REQUIRED WORK => Without the images, print all the entries below exactly as given.

PROVIDED ENTRIES =>

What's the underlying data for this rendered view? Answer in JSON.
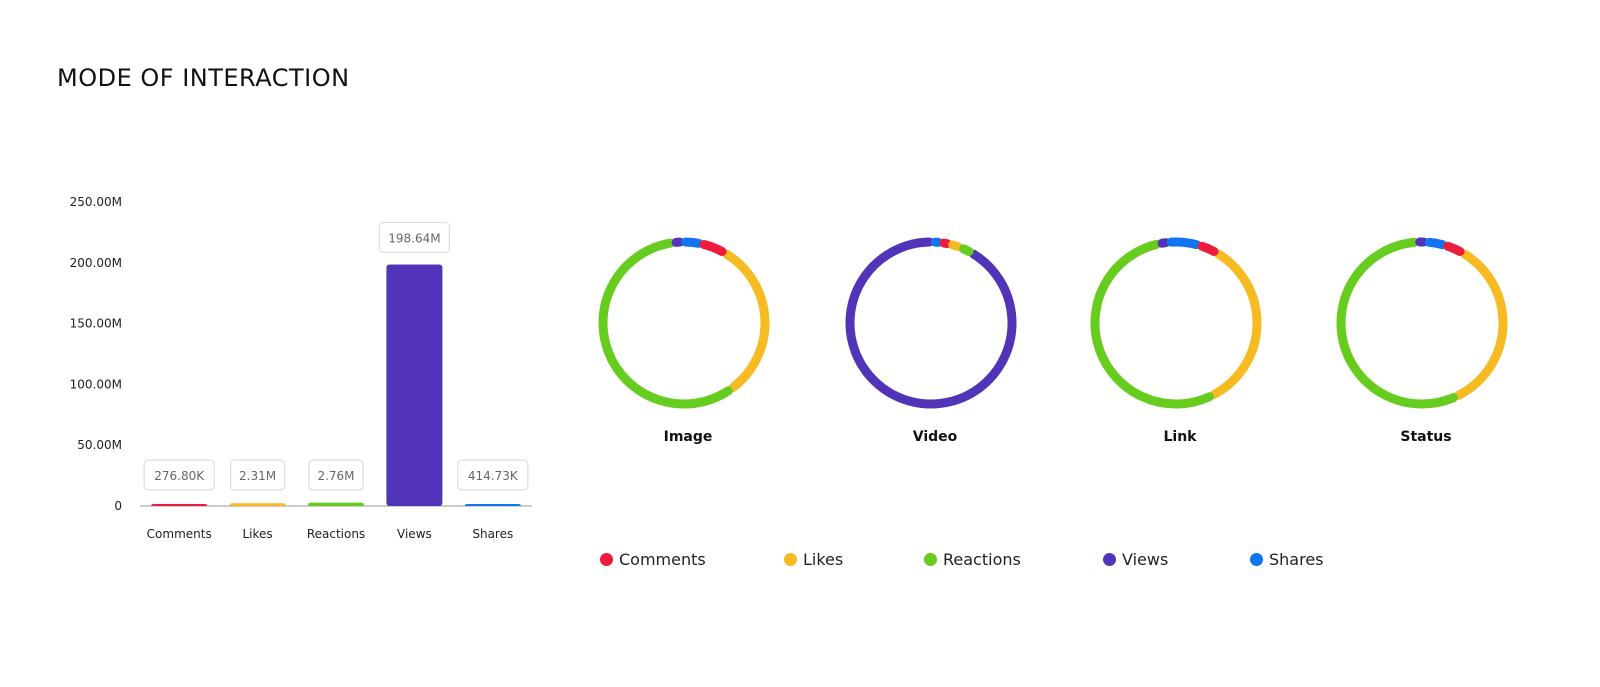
{
  "title": "MODE OF INTERACTION",
  "colors": {
    "Comments": "#ee1c3c",
    "Likes": "#f6bb22",
    "Reactions": "#66cc1e",
    "Views": "#5234b9",
    "Shares": "#1174f0",
    "axis": "#999999",
    "label_border": "#dddddd"
  },
  "chart_data": [
    {
      "type": "bar",
      "categories": [
        "Comments",
        "Likes",
        "Reactions",
        "Views",
        "Shares"
      ],
      "values": [
        0.2768,
        2.31,
        2.76,
        198.64,
        0.41473
      ],
      "value_labels": [
        "276.80K",
        "2.31M",
        "2.76M",
        "198.64M",
        "414.73K"
      ],
      "series_colors": [
        "Comments",
        "Likes",
        "Reactions",
        "Views",
        "Shares"
      ],
      "unit": "M",
      "ylim": [
        0,
        250
      ],
      "yticks": [
        0,
        50,
        100,
        150,
        200,
        250
      ],
      "ytick_labels": [
        "0",
        "50.00M",
        "100.00M",
        "150.00M",
        "200.00M",
        "250.00M"
      ],
      "grid": false
    },
    {
      "type": "pie",
      "style": "donut-ring",
      "charts": [
        {
          "name": "Image",
          "slices": [
            {
              "label": "Likes",
              "value": 26
            },
            {
              "label": "Reactions",
              "value": 47
            },
            {
              "label": "Views",
              "value": 1.5
            },
            {
              "label": "Shares",
              "value": 3
            },
            {
              "label": "Comments",
              "value": 4
            }
          ]
        },
        {
          "name": "Video",
          "slices": [
            {
              "label": "Views",
              "value": 80
            },
            {
              "label": "Shares",
              "value": 1.5
            },
            {
              "label": "Comments",
              "value": 1.5
            },
            {
              "label": "Likes",
              "value": 2
            },
            {
              "label": "Reactions",
              "value": 2
            }
          ]
        },
        {
          "name": "Link",
          "slices": [
            {
              "label": "Likes",
              "value": 28
            },
            {
              "label": "Reactions",
              "value": 44
            },
            {
              "label": "Views",
              "value": 1.5
            },
            {
              "label": "Shares",
              "value": 5
            },
            {
              "label": "Comments",
              "value": 3
            }
          ]
        },
        {
          "name": "Status",
          "slices": [
            {
              "label": "Likes",
              "value": 28
            },
            {
              "label": "Reactions",
              "value": 45
            },
            {
              "label": "Views",
              "value": 1.5
            },
            {
              "label": "Shares",
              "value": 3
            },
            {
              "label": "Comments",
              "value": 3
            }
          ]
        }
      ]
    }
  ],
  "legend": [
    "Comments",
    "Likes",
    "Reactions",
    "Views",
    "Shares"
  ],
  "legend_position": "bottom"
}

ANSWER =>
What's the underlying data for this rendered view? Answer in JSON.
{
  "title": "MODE OF INTERACTION",
  "colors": {
    "Comments": "#ee1c3c",
    "Likes": "#f6bb22",
    "Reactions": "#66cc1e",
    "Views": "#5234b9",
    "Shares": "#1174f0",
    "axis": "#999999",
    "label_border": "#dddddd"
  },
  "chart_data": [
    {
      "type": "bar",
      "categories": [
        "Comments",
        "Likes",
        "Reactions",
        "Views",
        "Shares"
      ],
      "values": [
        0.2768,
        2.31,
        2.76,
        198.64,
        0.41473
      ],
      "value_labels": [
        "276.80K",
        "2.31M",
        "2.76M",
        "198.64M",
        "414.73K"
      ],
      "series_colors": [
        "Comments",
        "Likes",
        "Reactions",
        "Views",
        "Shares"
      ],
      "unit": "M",
      "ylim": [
        0,
        250
      ],
      "yticks": [
        0,
        50,
        100,
        150,
        200,
        250
      ],
      "ytick_labels": [
        "0",
        "50.00M",
        "100.00M",
        "150.00M",
        "200.00M",
        "250.00M"
      ],
      "grid": false
    },
    {
      "type": "pie",
      "style": "donut-ring",
      "charts": [
        {
          "name": "Image",
          "slices": [
            {
              "label": "Likes",
              "value": 26
            },
            {
              "label": "Reactions",
              "value": 47
            },
            {
              "label": "Views",
              "value": 1.5
            },
            {
              "label": "Shares",
              "value": 3
            },
            {
              "label": "Comments",
              "value": 4
            }
          ]
        },
        {
          "name": "Video",
          "slices": [
            {
              "label": "Views",
              "value": 80
            },
            {
              "label": "Shares",
              "value": 1.5
            },
            {
              "label": "Comments",
              "value": 1.5
            },
            {
              "label": "Likes",
              "value": 2
            },
            {
              "label": "Reactions",
              "value": 2
            }
          ]
        },
        {
          "name": "Link",
          "slices": [
            {
              "label": "Likes",
              "value": 28
            },
            {
              "label": "Reactions",
              "value": 44
            },
            {
              "label": "Views",
              "value": 1.5
            },
            {
              "label": "Shares",
              "value": 5
            },
            {
              "label": "Comments",
              "value": 3
            }
          ]
        },
        {
          "name": "Status",
          "slices": [
            {
              "label": "Likes",
              "value": 28
            },
            {
              "label": "Reactions",
              "value": 45
            },
            {
              "label": "Views",
              "value": 1.5
            },
            {
              "label": "Shares",
              "value": 3
            },
            {
              "label": "Comments",
              "value": 3
            }
          ]
        }
      ]
    }
  ],
  "legend": [
    "Comments",
    "Likes",
    "Reactions",
    "Views",
    "Shares"
  ],
  "legend_position": "bottom"
}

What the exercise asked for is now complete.